#### THE EXERCISE
Output the lines of the records from the line containing "y-tick-label: 3: [495, 393, 505, 412]" through the line containing "point: [406, 408, 416, 418]", inclusive, reproducing them exactly.

(Spatial annotation records)
# # # # #
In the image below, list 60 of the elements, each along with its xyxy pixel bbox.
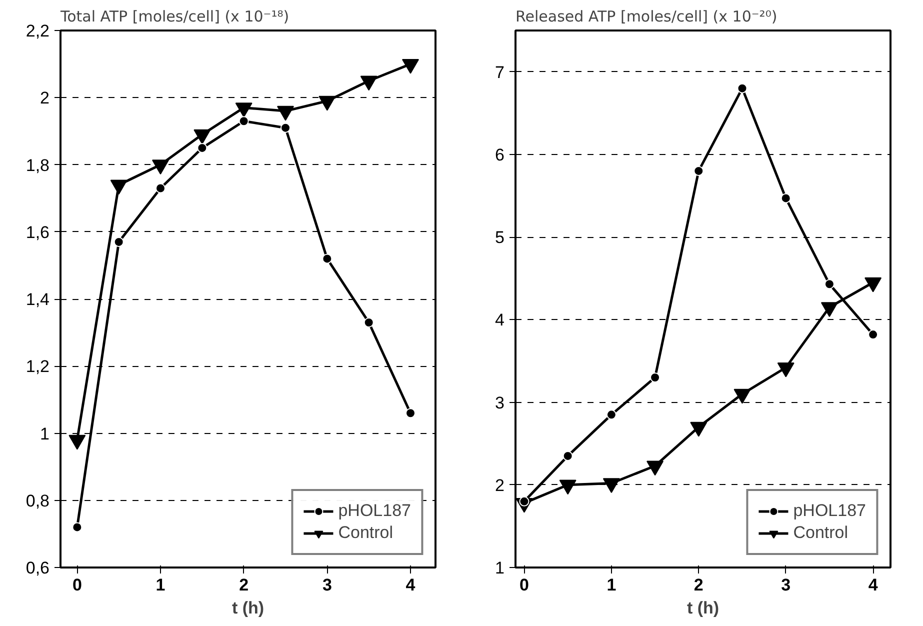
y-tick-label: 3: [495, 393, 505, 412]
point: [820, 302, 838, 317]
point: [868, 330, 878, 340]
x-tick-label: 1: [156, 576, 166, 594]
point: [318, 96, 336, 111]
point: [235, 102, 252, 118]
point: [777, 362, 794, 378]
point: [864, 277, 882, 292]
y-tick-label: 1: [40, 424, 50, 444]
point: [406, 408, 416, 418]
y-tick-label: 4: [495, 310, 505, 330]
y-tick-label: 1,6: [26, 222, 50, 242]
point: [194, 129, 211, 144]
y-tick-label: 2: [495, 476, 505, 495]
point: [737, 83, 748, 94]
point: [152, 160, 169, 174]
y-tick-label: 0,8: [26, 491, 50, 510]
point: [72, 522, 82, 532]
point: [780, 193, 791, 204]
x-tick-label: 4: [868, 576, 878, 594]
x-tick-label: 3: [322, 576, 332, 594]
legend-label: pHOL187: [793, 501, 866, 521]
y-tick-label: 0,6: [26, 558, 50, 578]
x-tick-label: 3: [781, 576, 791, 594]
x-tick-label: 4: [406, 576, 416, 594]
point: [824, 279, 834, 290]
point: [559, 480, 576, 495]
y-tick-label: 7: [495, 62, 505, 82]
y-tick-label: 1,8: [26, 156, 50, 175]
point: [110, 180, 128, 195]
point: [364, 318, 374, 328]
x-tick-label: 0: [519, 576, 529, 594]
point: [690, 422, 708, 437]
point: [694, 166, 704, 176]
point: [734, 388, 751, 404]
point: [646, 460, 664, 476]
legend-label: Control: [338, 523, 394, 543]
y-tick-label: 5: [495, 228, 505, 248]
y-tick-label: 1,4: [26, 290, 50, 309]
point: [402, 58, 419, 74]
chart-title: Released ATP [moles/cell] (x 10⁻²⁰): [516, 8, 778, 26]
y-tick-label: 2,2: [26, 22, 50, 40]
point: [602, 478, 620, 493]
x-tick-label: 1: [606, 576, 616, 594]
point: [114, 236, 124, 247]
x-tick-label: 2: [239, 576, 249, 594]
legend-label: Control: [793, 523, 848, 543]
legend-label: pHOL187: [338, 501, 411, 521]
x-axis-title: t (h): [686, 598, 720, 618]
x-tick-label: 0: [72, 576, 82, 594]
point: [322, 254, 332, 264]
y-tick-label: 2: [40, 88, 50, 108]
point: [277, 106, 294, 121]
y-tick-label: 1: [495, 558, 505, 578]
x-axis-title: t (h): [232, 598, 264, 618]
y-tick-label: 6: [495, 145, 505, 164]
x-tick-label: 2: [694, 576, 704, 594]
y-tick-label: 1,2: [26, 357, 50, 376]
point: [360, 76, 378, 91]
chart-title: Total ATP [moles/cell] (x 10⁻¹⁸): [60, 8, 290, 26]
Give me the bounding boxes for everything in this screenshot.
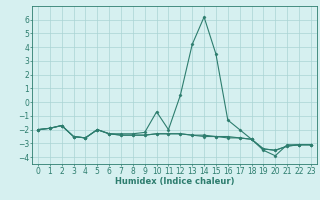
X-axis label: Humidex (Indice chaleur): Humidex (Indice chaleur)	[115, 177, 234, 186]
# # # # #
#### TASK RESULT
y-tick-label: 3: [495, 393, 505, 412]
point: [820, 302, 838, 317]
point: [868, 330, 878, 340]
x-tick-label: 1: [156, 576, 166, 594]
point: [318, 96, 336, 111]
point: [235, 102, 252, 118]
point: [777, 362, 794, 378]
point: [864, 277, 882, 292]
y-tick-label: 1: [40, 424, 50, 444]
point: [406, 408, 416, 418]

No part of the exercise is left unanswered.